▶ DIRECTIONS: Gather, from the listing beneath this task, every line holding the string "text".
[START]
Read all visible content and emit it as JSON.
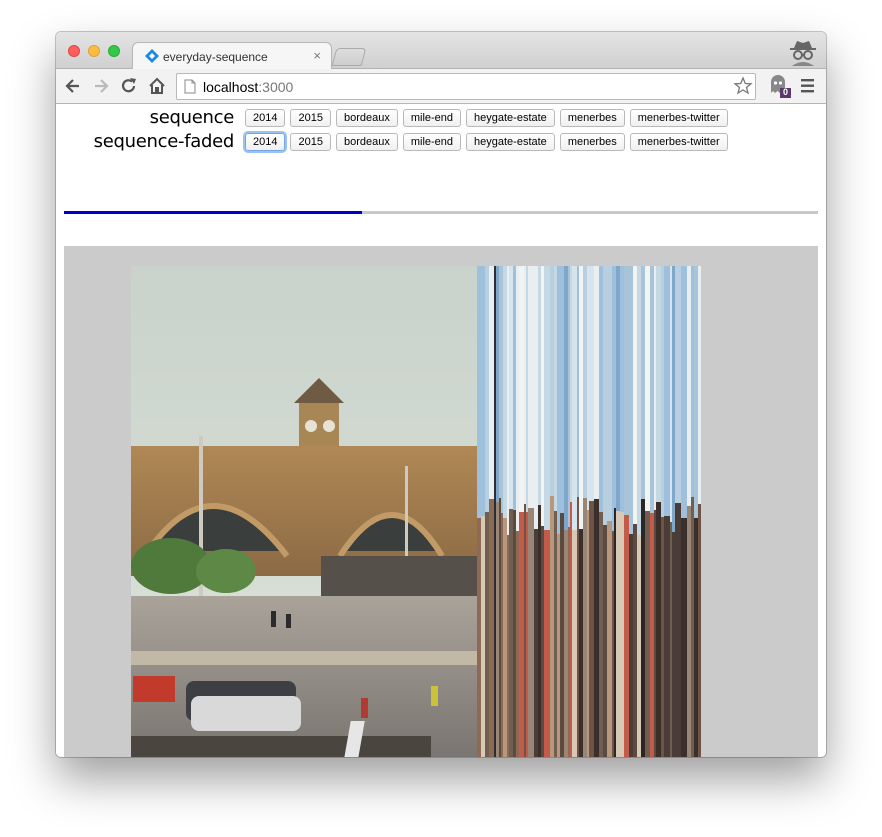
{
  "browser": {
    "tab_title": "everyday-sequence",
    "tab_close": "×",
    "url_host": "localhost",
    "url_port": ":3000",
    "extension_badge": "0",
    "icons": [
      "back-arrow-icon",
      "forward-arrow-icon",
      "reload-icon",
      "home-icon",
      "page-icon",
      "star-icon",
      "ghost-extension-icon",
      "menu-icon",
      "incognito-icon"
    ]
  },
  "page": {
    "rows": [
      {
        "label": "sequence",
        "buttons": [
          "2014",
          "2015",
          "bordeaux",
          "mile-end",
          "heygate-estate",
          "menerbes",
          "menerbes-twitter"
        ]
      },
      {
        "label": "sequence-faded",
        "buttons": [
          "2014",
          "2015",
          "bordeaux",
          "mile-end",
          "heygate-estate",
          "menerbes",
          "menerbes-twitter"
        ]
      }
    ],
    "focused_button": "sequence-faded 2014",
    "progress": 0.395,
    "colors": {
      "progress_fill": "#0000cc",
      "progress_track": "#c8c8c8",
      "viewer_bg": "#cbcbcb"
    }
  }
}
[END]
[START]
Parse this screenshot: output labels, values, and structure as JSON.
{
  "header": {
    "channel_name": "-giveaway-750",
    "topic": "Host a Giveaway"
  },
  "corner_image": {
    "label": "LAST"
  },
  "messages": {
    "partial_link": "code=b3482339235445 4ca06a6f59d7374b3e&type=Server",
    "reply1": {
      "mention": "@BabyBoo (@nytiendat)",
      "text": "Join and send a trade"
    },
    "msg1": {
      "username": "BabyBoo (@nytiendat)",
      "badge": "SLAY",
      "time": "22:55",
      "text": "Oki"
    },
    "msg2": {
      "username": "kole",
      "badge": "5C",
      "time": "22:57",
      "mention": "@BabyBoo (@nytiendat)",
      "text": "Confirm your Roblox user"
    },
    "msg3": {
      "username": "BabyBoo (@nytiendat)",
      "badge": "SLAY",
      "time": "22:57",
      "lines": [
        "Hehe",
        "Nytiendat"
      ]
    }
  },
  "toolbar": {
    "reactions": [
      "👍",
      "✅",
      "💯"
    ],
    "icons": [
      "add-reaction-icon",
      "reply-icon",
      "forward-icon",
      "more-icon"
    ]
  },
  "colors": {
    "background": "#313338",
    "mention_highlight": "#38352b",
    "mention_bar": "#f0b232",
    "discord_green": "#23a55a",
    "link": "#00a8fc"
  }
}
[END]
▶ WRITTEN RESPONSE:
      "text": "Join and send a trade"
      "text": "Oki"
      "text": "Confirm your Roblox user"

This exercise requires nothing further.